Input for this task:
:::::
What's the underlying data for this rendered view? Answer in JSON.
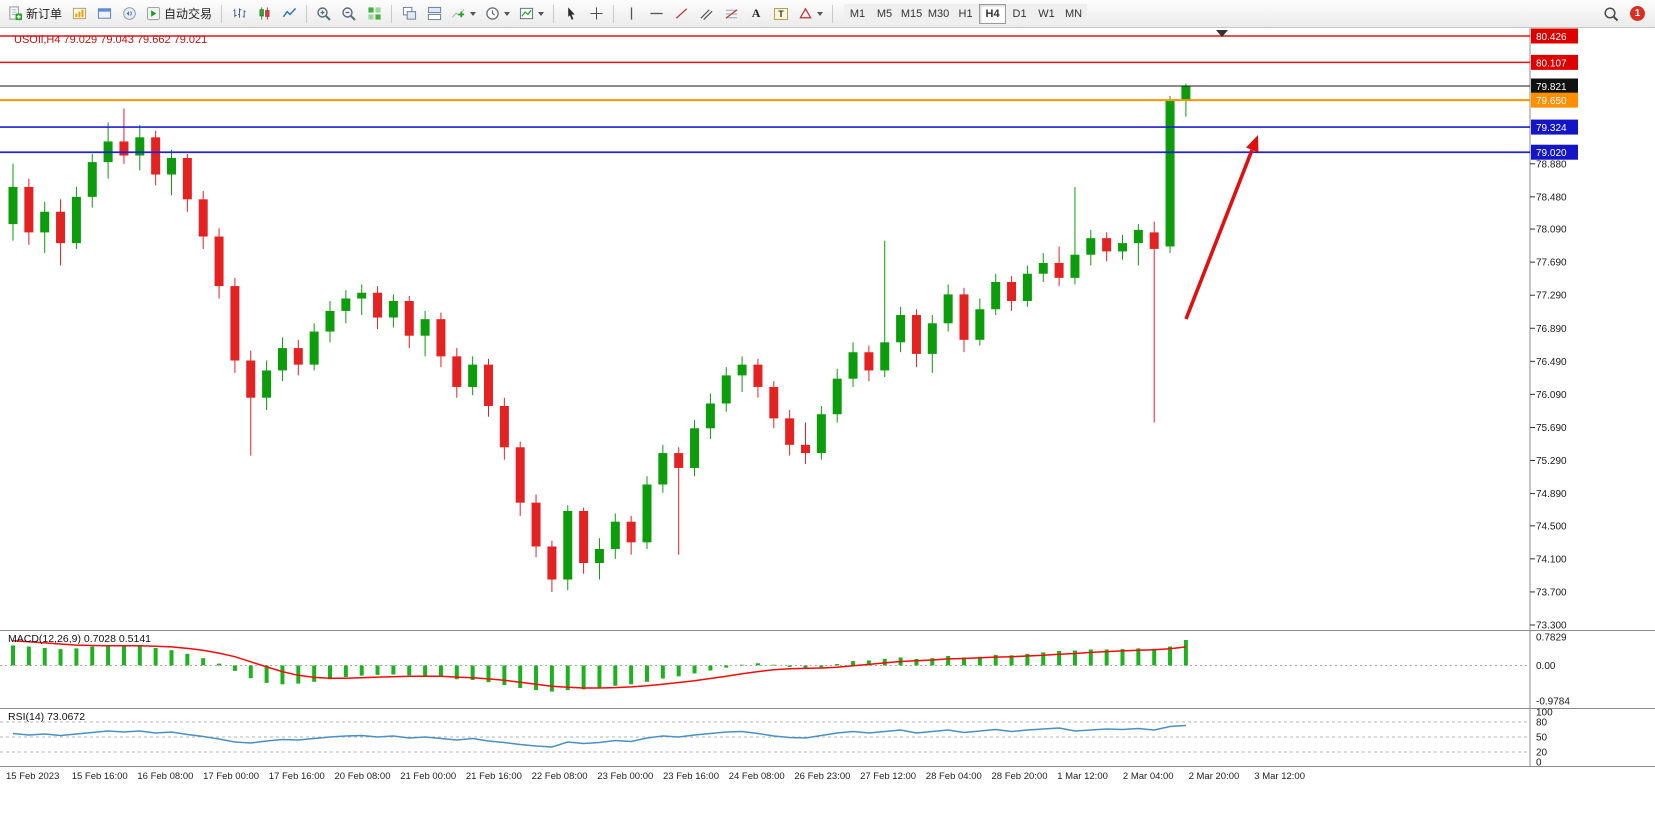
{
  "toolbar": {
    "new_order_label": "新订单",
    "auto_trading_label": "自动交易",
    "text_tool_glyph": "A",
    "label_tool_glyph": "T",
    "timeframes": [
      "M1",
      "M5",
      "M15",
      "M30",
      "H1",
      "H4",
      "D1",
      "W1",
      "MN"
    ],
    "active_timeframe": "H4",
    "notification_count": "1"
  },
  "chart": {
    "title_text": "USOIl,H4 79.029 79.043 79.662 79.021"
  },
  "chart_data": {
    "type": "candlestick",
    "symbol": "USOIl",
    "period": "H4",
    "colors": {
      "bull": "#0c9c0c",
      "bear": "#e32222",
      "macd_hist": "#1eb31e",
      "macd_signal": "#f40b0b",
      "rsi": "#4a90c2",
      "title": "#c01212",
      "arrow": "#e01010"
    },
    "price_axis": {
      "max": 80.426,
      "min": 73.3,
      "ticks": [
        78.88,
        78.48,
        78.09,
        77.69,
        77.29,
        76.89,
        76.49,
        76.09,
        75.69,
        75.29,
        74.89,
        74.5,
        74.1,
        73.7,
        73.3
      ]
    },
    "hlines": [
      {
        "price": 80.426,
        "color": "#e51515",
        "tag": "#dd0000",
        "width": 1.4
      },
      {
        "price": 80.107,
        "color": "#e51515",
        "tag": "#dd0000",
        "width": 1.4
      },
      {
        "price": 79.821,
        "color": "#1a1a1a",
        "tag": "#111111",
        "width": 1
      },
      {
        "price": 79.65,
        "color": "#ff9500",
        "tag": "#ff8e00",
        "width": 2
      },
      {
        "price": 79.324,
        "color": "#2121cd",
        "tag": "#1515c8",
        "width": 1.7
      },
      {
        "price": 79.02,
        "color": "#2121cd",
        "tag": "#1515c8",
        "width": 1.7
      }
    ],
    "candles": [
      [
        78.15,
        78.88,
        77.95,
        78.6
      ],
      [
        78.6,
        78.7,
        77.9,
        78.05
      ],
      [
        78.05,
        78.42,
        77.8,
        78.3
      ],
      [
        78.3,
        78.45,
        77.65,
        77.92
      ],
      [
        77.92,
        78.6,
        77.85,
        78.48
      ],
      [
        78.48,
        79.0,
        78.35,
        78.9
      ],
      [
        78.9,
        79.38,
        78.7,
        79.15
      ],
      [
        79.15,
        79.55,
        78.88,
        78.98
      ],
      [
        78.98,
        79.35,
        78.8,
        79.2
      ],
      [
        79.2,
        79.28,
        78.62,
        78.75
      ],
      [
        78.75,
        79.05,
        78.5,
        78.95
      ],
      [
        78.95,
        79.0,
        78.3,
        78.45
      ],
      [
        78.45,
        78.55,
        77.85,
        78.0
      ],
      [
        78.0,
        78.1,
        77.25,
        77.4
      ],
      [
        77.4,
        77.5,
        76.35,
        76.5
      ],
      [
        76.5,
        76.62,
        75.35,
        76.05
      ],
      [
        76.05,
        76.5,
        75.9,
        76.38
      ],
      [
        76.38,
        76.78,
        76.25,
        76.65
      ],
      [
        76.65,
        76.75,
        76.32,
        76.45
      ],
      [
        76.45,
        76.95,
        76.38,
        76.85
      ],
      [
        76.85,
        77.22,
        76.72,
        77.1
      ],
      [
        77.1,
        77.35,
        76.95,
        77.25
      ],
      [
        77.25,
        77.42,
        77.05,
        77.32
      ],
      [
        77.32,
        77.4,
        76.88,
        77.02
      ],
      [
        77.02,
        77.3,
        76.9,
        77.22
      ],
      [
        77.22,
        77.28,
        76.65,
        76.8
      ],
      [
        76.8,
        77.1,
        76.55,
        77.0
      ],
      [
        77.0,
        77.08,
        76.42,
        76.55
      ],
      [
        76.55,
        76.65,
        76.05,
        76.18
      ],
      [
        76.18,
        76.55,
        76.08,
        76.45
      ],
      [
        76.45,
        76.52,
        75.82,
        75.95
      ],
      [
        75.95,
        76.05,
        75.3,
        75.45
      ],
      [
        75.45,
        75.52,
        74.62,
        74.78
      ],
      [
        74.78,
        74.88,
        74.12,
        74.25
      ],
      [
        74.25,
        74.32,
        73.7,
        73.85
      ],
      [
        73.85,
        74.75,
        73.72,
        74.68
      ],
      [
        74.68,
        74.72,
        73.92,
        74.05
      ],
      [
        74.05,
        74.35,
        73.85,
        74.22
      ],
      [
        74.22,
        74.65,
        74.1,
        74.55
      ],
      [
        74.55,
        74.62,
        74.15,
        74.3
      ],
      [
        74.3,
        75.1,
        74.22,
        75.0
      ],
      [
        75.0,
        75.48,
        74.9,
        75.38
      ],
      [
        75.38,
        75.45,
        74.15,
        75.2
      ],
      [
        75.2,
        75.78,
        75.1,
        75.68
      ],
      [
        75.68,
        76.1,
        75.55,
        75.98
      ],
      [
        75.98,
        76.42,
        75.88,
        76.32
      ],
      [
        76.32,
        76.55,
        76.12,
        76.45
      ],
      [
        76.45,
        76.52,
        76.05,
        76.18
      ],
      [
        76.18,
        76.25,
        75.68,
        75.8
      ],
      [
        75.8,
        75.9,
        75.35,
        75.48
      ],
      [
        75.48,
        75.75,
        75.25,
        75.38
      ],
      [
        75.38,
        75.95,
        75.3,
        75.85
      ],
      [
        75.85,
        76.4,
        75.75,
        76.28
      ],
      [
        76.28,
        76.72,
        76.18,
        76.6
      ],
      [
        76.6,
        76.68,
        76.25,
        76.38
      ],
      [
        76.38,
        77.95,
        76.3,
        76.72
      ],
      [
        76.72,
        77.15,
        76.6,
        77.05
      ],
      [
        77.05,
        77.12,
        76.42,
        76.58
      ],
      [
        76.58,
        77.05,
        76.35,
        76.95
      ],
      [
        76.95,
        77.42,
        76.85,
        77.3
      ],
      [
        77.3,
        77.38,
        76.6,
        76.75
      ],
      [
        76.75,
        77.25,
        76.68,
        77.12
      ],
      [
        77.12,
        77.55,
        77.05,
        77.45
      ],
      [
        77.45,
        77.52,
        77.1,
        77.22
      ],
      [
        77.22,
        77.65,
        77.15,
        77.55
      ],
      [
        77.55,
        77.8,
        77.45,
        77.68
      ],
      [
        77.68,
        77.88,
        77.4,
        77.5
      ],
      [
        77.5,
        78.6,
        77.42,
        77.78
      ],
      [
        77.78,
        78.08,
        77.65,
        77.98
      ],
      [
        77.98,
        78.05,
        77.7,
        77.82
      ],
      [
        77.82,
        78.02,
        77.72,
        77.92
      ],
      [
        77.92,
        78.15,
        77.65,
        78.08
      ],
      [
        78.05,
        78.18,
        75.75,
        77.85
      ],
      [
        77.88,
        79.7,
        77.8,
        79.64
      ],
      [
        79.64,
        79.85,
        79.45,
        79.82
      ]
    ],
    "macd": {
      "label": "MACD(12,26,9)",
      "main_value": "0.7028",
      "signal_value": "0.5141",
      "max": 0.7829,
      "min": -0.9784,
      "axis": [
        {
          "label": "0.7829",
          "value": 0.7829
        },
        {
          "label": "0.00",
          "value": 0
        },
        {
          "label": "-0.9784",
          "value": -0.9784
        }
      ],
      "hist": [
        0.55,
        0.52,
        0.48,
        0.45,
        0.47,
        0.52,
        0.55,
        0.53,
        0.54,
        0.48,
        0.42,
        0.32,
        0.2,
        0.05,
        -0.15,
        -0.35,
        -0.48,
        -0.52,
        -0.5,
        -0.45,
        -0.38,
        -0.32,
        -0.28,
        -0.26,
        -0.25,
        -0.27,
        -0.28,
        -0.32,
        -0.38,
        -0.4,
        -0.46,
        -0.54,
        -0.62,
        -0.68,
        -0.72,
        -0.68,
        -0.66,
        -0.62,
        -0.56,
        -0.52,
        -0.45,
        -0.36,
        -0.3,
        -0.22,
        -0.14,
        -0.06,
        0.02,
        0.06,
        0.02,
        -0.04,
        -0.08,
        -0.05,
        0.04,
        0.12,
        0.14,
        0.18,
        0.22,
        0.18,
        0.2,
        0.26,
        0.22,
        0.24,
        0.29,
        0.28,
        0.32,
        0.36,
        0.4,
        0.41,
        0.44,
        0.44,
        0.45,
        0.47,
        0.46,
        0.52,
        0.7
      ],
      "signal": [
        0.68,
        0.65,
        0.62,
        0.59,
        0.56,
        0.55,
        0.54,
        0.54,
        0.54,
        0.53,
        0.51,
        0.47,
        0.42,
        0.34,
        0.24,
        0.1,
        -0.04,
        -0.17,
        -0.27,
        -0.33,
        -0.35,
        -0.35,
        -0.34,
        -0.32,
        -0.31,
        -0.3,
        -0.3,
        -0.3,
        -0.32,
        -0.34,
        -0.37,
        -0.41,
        -0.46,
        -0.52,
        -0.57,
        -0.6,
        -0.62,
        -0.62,
        -0.61,
        -0.59,
        -0.56,
        -0.52,
        -0.47,
        -0.42,
        -0.36,
        -0.3,
        -0.23,
        -0.17,
        -0.12,
        -0.09,
        -0.08,
        -0.07,
        -0.05,
        -0.01,
        0.03,
        0.07,
        0.11,
        0.13,
        0.15,
        0.18,
        0.19,
        0.21,
        0.23,
        0.24,
        0.26,
        0.28,
        0.31,
        0.33,
        0.36,
        0.38,
        0.4,
        0.42,
        0.43,
        0.46,
        0.51
      ]
    },
    "rsi": {
      "label": "RSI(14)",
      "value": "73.0672",
      "axis": [
        100,
        80,
        50,
        20,
        0
      ],
      "dashed_levels": [
        80,
        50,
        20
      ],
      "values": [
        57,
        54,
        56,
        53,
        56,
        59,
        62,
        60,
        62,
        58,
        60,
        55,
        51,
        46,
        40,
        38,
        42,
        45,
        44,
        47,
        50,
        52,
        53,
        50,
        52,
        48,
        50,
        47,
        44,
        47,
        42,
        39,
        35,
        32,
        30,
        40,
        37,
        39,
        43,
        41,
        48,
        52,
        50,
        54,
        57,
        60,
        61,
        57,
        52,
        49,
        48,
        53,
        58,
        61,
        58,
        61,
        64,
        58,
        61,
        64,
        59,
        62,
        65,
        61,
        64,
        66,
        68,
        62,
        64,
        66,
        65,
        67,
        64,
        71,
        73
      ]
    },
    "time_labels": [
      "15 Feb 2023",
      "15 Feb 16:00",
      "16 Feb 08:00",
      "17 Feb 00:00",
      "17 Feb 16:00",
      "20 Feb 08:00",
      "21 Feb 00:00",
      "21 Feb 16:00",
      "22 Feb 08:00",
      "23 Feb 00:00",
      "23 Feb 16:00",
      "24 Feb 08:00",
      "26 Feb 23:00",
      "27 Feb 12:00",
      "28 Feb 04:00",
      "28 Feb 20:00",
      "1 Mar 12:00",
      "2 Mar 04:00",
      "2 Mar 20:00",
      "3 Mar 12:00"
    ],
    "annotations": {
      "arrow": {
        "color": "#e01010"
      }
    }
  }
}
:::::
Stated problem: Count how many lines above contain the word "USOIl". Reply with the number alone.

Reply: 2